### Task instructions
Pick out the lines containing "JSON".

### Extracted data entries
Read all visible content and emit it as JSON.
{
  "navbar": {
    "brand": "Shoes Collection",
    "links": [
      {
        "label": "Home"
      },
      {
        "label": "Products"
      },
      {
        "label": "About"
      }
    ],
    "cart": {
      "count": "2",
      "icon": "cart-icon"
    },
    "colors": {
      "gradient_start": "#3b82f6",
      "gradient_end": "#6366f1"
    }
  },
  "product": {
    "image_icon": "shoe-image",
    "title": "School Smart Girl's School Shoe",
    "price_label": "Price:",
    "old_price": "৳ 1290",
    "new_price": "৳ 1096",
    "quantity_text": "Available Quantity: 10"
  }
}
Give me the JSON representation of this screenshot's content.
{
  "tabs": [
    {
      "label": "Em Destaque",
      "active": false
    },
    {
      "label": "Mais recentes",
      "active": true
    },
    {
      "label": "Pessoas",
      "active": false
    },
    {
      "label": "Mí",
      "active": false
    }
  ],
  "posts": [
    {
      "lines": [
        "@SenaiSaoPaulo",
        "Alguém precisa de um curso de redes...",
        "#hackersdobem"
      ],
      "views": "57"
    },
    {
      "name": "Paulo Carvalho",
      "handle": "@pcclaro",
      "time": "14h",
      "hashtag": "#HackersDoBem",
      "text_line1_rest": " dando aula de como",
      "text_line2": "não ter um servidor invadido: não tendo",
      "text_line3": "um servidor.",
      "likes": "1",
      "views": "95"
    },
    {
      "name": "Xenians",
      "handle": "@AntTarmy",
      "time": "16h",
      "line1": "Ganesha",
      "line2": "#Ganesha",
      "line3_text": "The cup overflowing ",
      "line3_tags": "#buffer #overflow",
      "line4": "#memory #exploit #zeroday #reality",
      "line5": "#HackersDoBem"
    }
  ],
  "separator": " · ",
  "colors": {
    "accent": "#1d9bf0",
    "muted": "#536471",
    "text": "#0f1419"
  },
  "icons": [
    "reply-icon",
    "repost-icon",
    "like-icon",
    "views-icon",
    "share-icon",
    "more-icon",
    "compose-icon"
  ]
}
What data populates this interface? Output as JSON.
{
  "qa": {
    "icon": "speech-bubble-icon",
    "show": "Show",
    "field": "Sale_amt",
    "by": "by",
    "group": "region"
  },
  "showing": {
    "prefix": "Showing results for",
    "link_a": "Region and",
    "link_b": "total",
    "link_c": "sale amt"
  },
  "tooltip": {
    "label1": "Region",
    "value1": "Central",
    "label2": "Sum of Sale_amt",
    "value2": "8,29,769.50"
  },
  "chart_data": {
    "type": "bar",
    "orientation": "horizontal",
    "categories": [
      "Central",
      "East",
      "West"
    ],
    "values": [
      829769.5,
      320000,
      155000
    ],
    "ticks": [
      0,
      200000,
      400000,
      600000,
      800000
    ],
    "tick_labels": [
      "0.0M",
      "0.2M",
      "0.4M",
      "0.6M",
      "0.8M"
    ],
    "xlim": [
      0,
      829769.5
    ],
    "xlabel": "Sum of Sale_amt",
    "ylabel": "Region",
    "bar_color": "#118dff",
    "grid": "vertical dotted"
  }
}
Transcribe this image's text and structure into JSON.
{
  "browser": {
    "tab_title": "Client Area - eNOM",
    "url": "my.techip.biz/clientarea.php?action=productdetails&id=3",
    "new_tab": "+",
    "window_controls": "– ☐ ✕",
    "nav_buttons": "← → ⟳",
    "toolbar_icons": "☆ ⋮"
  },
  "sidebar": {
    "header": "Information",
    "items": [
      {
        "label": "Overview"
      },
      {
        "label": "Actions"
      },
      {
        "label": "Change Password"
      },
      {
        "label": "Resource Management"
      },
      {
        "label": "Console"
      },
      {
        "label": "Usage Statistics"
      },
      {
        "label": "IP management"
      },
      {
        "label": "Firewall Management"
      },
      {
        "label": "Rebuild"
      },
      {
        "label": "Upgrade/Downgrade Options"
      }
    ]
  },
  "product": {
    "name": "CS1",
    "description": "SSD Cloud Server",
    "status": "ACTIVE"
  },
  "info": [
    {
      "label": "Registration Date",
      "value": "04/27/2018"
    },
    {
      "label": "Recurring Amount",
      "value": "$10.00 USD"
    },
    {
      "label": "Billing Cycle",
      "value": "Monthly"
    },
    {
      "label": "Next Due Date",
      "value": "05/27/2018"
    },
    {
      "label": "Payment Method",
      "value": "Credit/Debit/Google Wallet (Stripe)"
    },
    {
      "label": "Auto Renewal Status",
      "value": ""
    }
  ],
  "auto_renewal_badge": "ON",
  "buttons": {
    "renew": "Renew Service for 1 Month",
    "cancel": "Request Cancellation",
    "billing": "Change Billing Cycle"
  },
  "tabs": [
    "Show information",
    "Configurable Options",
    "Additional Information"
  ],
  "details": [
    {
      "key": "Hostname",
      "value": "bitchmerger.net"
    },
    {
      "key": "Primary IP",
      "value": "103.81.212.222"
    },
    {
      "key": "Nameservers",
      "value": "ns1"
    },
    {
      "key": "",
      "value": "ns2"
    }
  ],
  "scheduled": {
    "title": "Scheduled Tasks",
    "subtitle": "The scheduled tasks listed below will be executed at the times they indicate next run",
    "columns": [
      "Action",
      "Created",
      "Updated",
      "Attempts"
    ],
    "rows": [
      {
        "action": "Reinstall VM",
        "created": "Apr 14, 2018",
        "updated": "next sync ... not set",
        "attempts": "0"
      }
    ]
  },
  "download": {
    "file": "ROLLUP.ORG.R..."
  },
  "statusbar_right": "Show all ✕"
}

### Output
Read all visible content and emit it as JSON.
Give me the JSON representation of this screenshot's content.
What data populates this interface? Output as JSON.
Transcribe this image's text and structure into JSON.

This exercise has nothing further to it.